Collect every line of the records below that contains the word "comme".

========================================================================

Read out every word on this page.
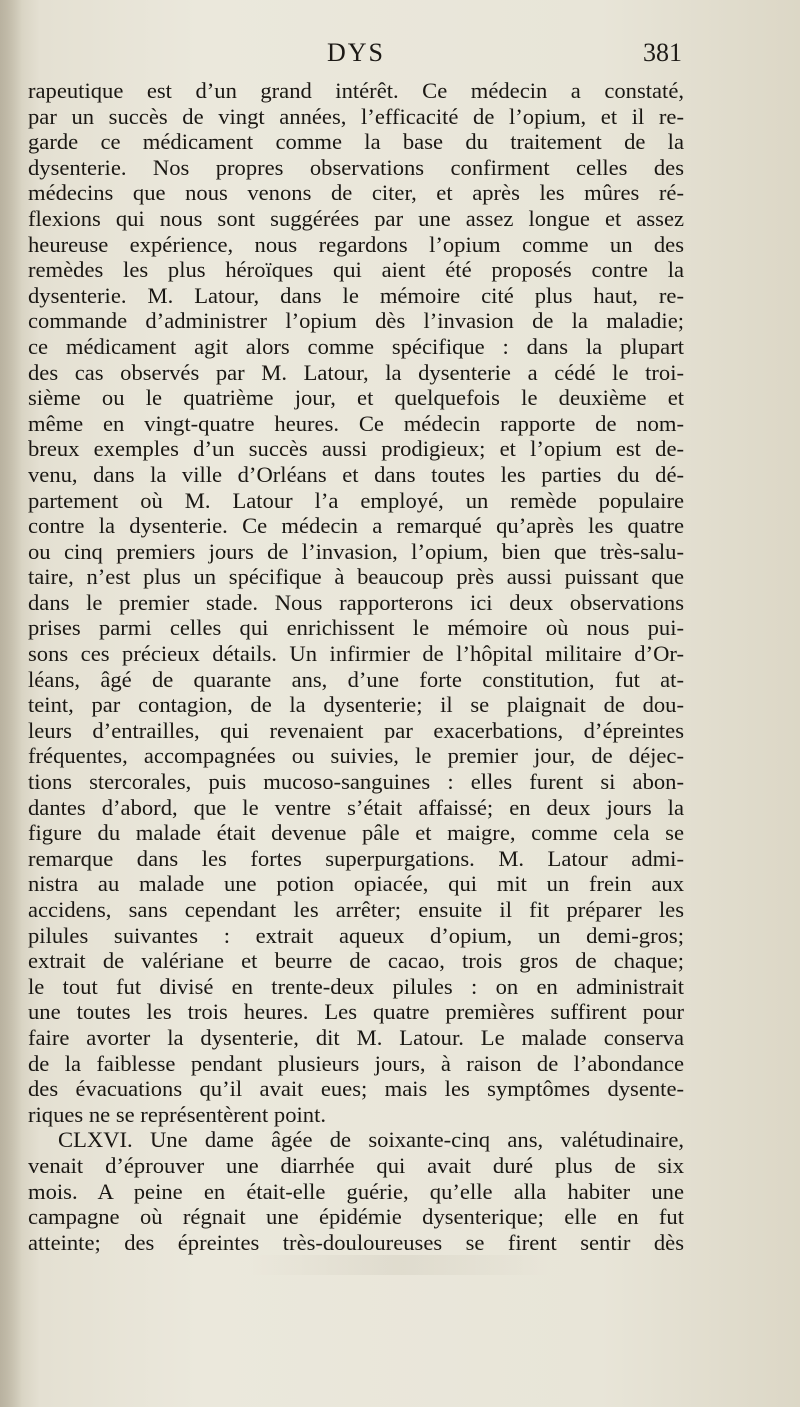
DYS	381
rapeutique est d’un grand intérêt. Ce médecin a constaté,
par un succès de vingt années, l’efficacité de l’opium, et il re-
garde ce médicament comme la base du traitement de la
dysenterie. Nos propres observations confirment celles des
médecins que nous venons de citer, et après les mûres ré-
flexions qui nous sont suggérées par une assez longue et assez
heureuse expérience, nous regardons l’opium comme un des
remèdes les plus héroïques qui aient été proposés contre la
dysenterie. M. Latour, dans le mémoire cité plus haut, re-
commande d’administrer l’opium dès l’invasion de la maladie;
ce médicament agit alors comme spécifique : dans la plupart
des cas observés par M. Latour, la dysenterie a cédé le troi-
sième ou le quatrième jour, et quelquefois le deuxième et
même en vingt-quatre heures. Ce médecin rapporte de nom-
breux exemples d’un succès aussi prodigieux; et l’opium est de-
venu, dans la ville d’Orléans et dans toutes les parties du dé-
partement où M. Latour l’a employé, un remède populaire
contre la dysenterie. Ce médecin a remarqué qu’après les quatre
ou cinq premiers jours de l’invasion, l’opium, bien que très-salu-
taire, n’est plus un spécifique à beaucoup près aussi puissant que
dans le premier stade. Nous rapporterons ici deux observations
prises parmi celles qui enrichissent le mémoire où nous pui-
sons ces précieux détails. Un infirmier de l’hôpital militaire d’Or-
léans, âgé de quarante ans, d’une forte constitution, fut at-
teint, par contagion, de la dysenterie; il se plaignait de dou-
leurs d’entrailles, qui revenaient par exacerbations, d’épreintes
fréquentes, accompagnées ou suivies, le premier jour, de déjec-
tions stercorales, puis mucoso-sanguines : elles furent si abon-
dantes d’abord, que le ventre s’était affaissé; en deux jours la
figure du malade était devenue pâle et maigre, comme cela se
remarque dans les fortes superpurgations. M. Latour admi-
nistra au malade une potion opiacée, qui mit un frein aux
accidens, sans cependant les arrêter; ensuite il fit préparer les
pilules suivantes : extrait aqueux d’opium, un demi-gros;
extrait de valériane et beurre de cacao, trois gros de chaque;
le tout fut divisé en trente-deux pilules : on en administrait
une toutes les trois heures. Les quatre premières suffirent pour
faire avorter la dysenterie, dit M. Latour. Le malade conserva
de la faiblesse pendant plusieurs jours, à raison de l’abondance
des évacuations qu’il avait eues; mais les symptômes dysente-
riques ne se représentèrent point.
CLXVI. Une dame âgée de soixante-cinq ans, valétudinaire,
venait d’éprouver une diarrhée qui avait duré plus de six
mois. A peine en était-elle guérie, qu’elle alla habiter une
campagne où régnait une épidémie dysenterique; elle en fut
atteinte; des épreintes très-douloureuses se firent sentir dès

========================================================================

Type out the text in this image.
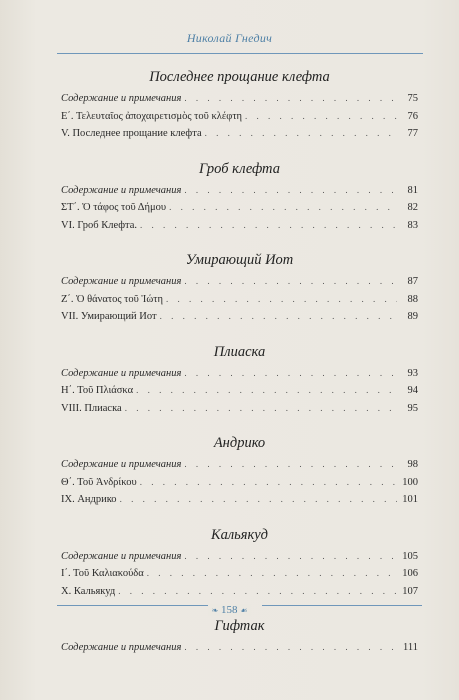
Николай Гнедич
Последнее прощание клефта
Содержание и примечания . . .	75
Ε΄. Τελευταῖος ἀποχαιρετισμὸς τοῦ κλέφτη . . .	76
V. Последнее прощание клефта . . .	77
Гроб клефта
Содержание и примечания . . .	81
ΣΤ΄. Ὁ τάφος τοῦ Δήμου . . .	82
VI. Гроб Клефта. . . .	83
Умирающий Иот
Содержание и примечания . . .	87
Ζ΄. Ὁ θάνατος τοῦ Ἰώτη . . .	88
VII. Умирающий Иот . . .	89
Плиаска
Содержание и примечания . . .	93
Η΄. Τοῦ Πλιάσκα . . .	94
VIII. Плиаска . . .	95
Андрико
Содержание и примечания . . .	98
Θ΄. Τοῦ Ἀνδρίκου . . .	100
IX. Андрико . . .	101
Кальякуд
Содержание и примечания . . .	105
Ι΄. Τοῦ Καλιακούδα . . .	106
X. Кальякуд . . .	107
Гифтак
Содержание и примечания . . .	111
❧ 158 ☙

========================================================================

• _Exercise result_:
garde ce médicament comme la base du traitement de la
heureuse expérience, nous regardons l’opium comme un des
ce médicament agit alors comme spécifique : dans la plupart
figure du malade était devenue pâle et maigre, comme cela se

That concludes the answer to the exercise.